# Short exercise
Please list all lines of the material below in which the string "text" occurs.

Recorded data
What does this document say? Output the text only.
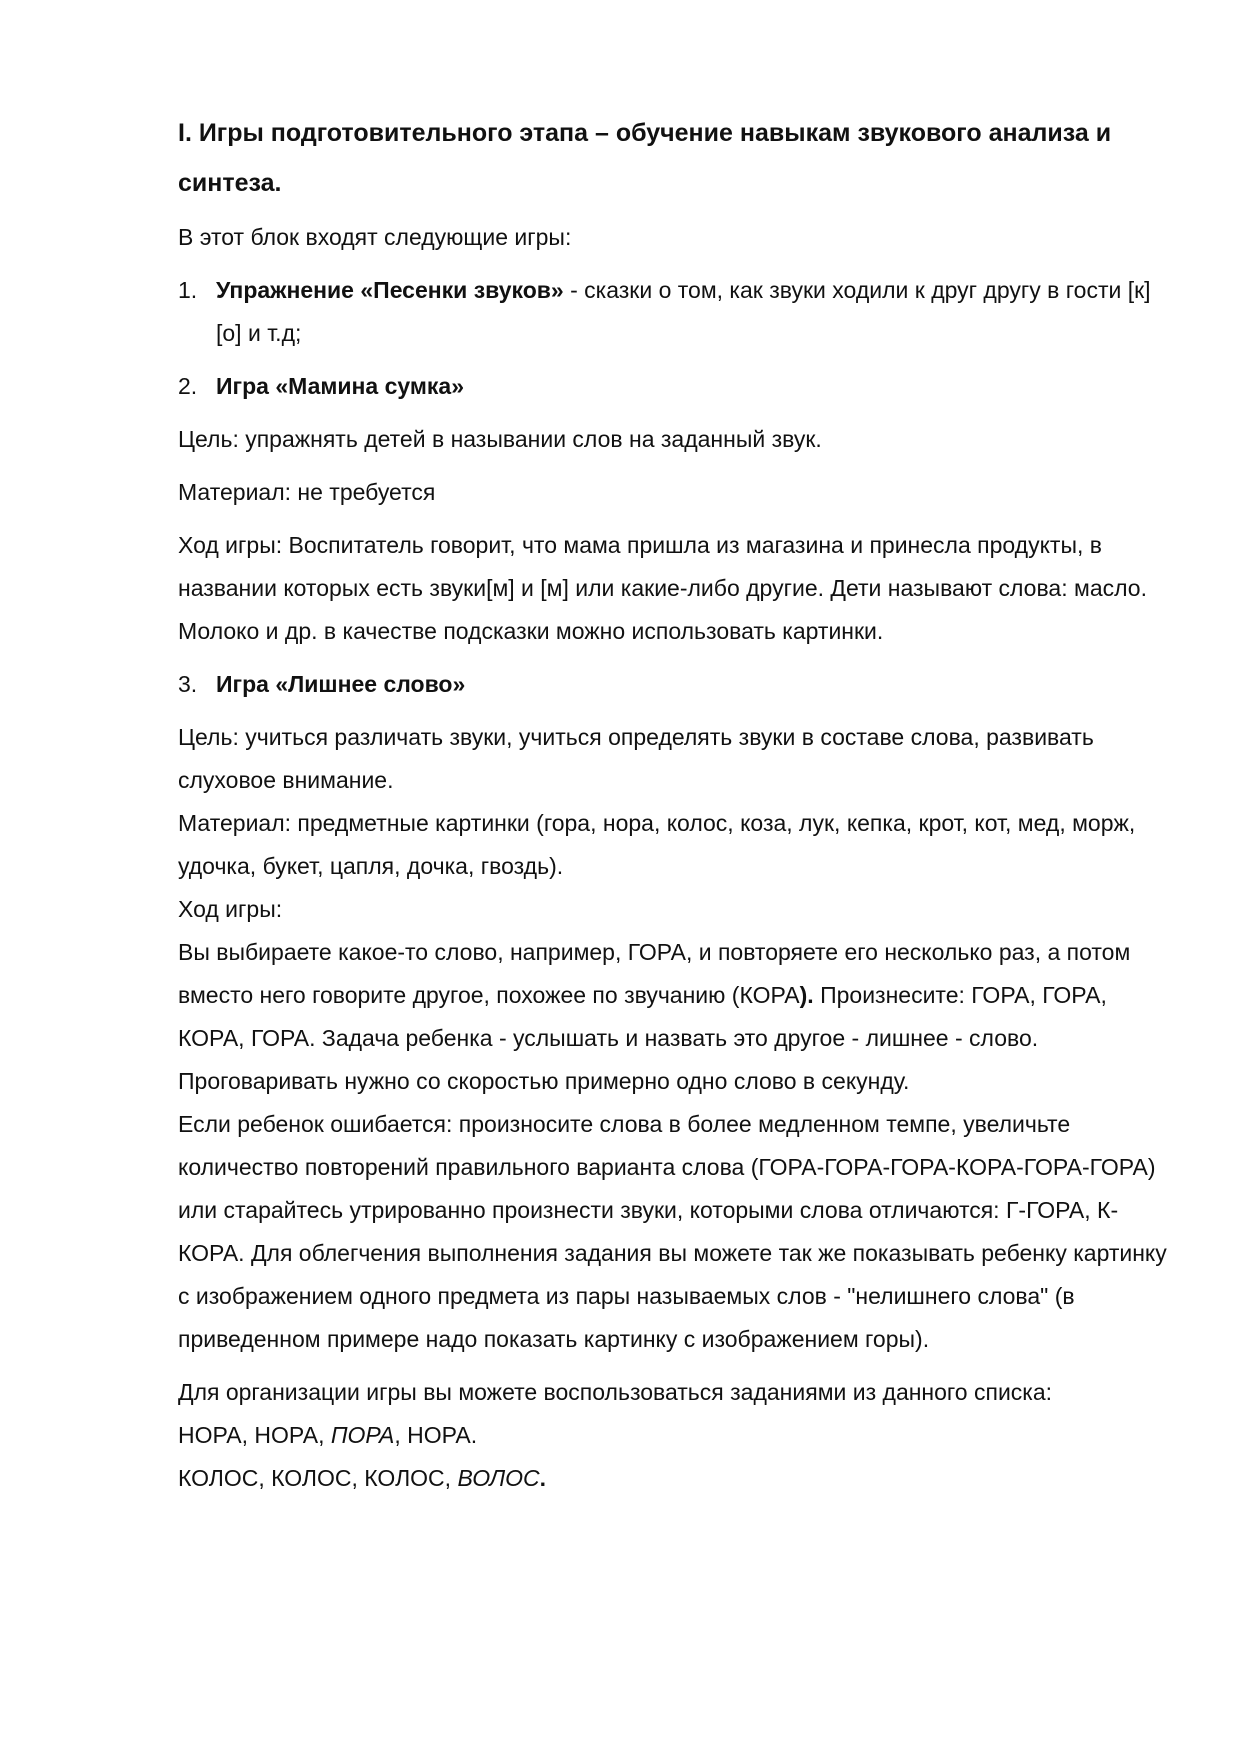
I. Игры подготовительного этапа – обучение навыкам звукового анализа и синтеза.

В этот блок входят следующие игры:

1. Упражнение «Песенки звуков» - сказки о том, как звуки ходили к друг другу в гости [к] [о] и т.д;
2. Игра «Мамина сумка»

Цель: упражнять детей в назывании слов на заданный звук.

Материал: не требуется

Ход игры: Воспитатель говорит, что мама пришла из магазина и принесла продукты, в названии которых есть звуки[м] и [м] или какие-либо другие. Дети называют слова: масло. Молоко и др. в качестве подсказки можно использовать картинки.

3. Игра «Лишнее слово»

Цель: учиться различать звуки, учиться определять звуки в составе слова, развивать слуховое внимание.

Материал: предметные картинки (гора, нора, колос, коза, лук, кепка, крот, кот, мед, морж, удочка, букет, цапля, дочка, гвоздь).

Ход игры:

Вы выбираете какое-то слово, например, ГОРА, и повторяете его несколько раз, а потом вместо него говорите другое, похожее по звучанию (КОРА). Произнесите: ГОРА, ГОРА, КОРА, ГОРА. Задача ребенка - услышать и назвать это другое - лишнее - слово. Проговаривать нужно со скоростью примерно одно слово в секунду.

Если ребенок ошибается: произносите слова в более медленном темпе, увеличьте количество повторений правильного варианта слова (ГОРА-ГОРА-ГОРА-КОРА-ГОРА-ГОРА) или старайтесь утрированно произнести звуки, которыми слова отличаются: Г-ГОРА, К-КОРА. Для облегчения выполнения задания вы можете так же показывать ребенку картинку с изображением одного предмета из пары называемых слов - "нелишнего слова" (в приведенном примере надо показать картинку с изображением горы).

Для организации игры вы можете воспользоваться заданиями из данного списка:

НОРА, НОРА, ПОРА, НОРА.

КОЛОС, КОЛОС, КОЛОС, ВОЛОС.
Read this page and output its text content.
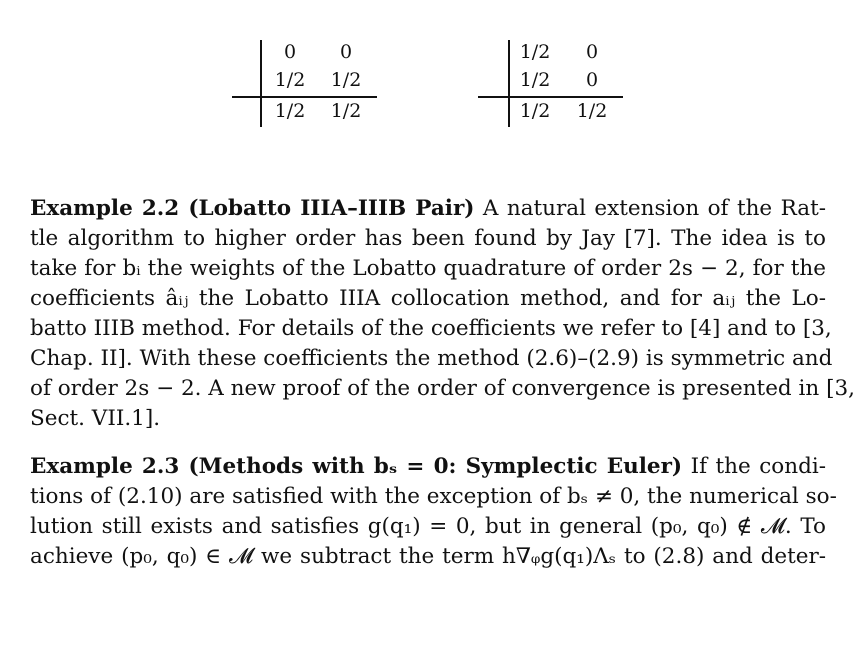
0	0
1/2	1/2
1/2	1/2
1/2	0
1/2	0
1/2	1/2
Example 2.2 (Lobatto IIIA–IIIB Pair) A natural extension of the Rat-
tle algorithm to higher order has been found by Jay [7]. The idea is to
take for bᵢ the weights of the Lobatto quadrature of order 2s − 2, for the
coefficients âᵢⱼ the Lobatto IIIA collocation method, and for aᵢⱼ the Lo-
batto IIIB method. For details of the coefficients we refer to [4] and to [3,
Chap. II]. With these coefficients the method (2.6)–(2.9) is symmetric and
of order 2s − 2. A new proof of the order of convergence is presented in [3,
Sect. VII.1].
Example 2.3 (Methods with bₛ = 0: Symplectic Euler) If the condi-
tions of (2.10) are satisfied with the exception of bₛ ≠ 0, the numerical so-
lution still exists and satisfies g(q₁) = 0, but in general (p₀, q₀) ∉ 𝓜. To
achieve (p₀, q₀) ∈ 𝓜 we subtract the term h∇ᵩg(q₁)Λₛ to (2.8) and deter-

# Reply to the task
What does this document say? Output the text only.
Read this page and output its text content.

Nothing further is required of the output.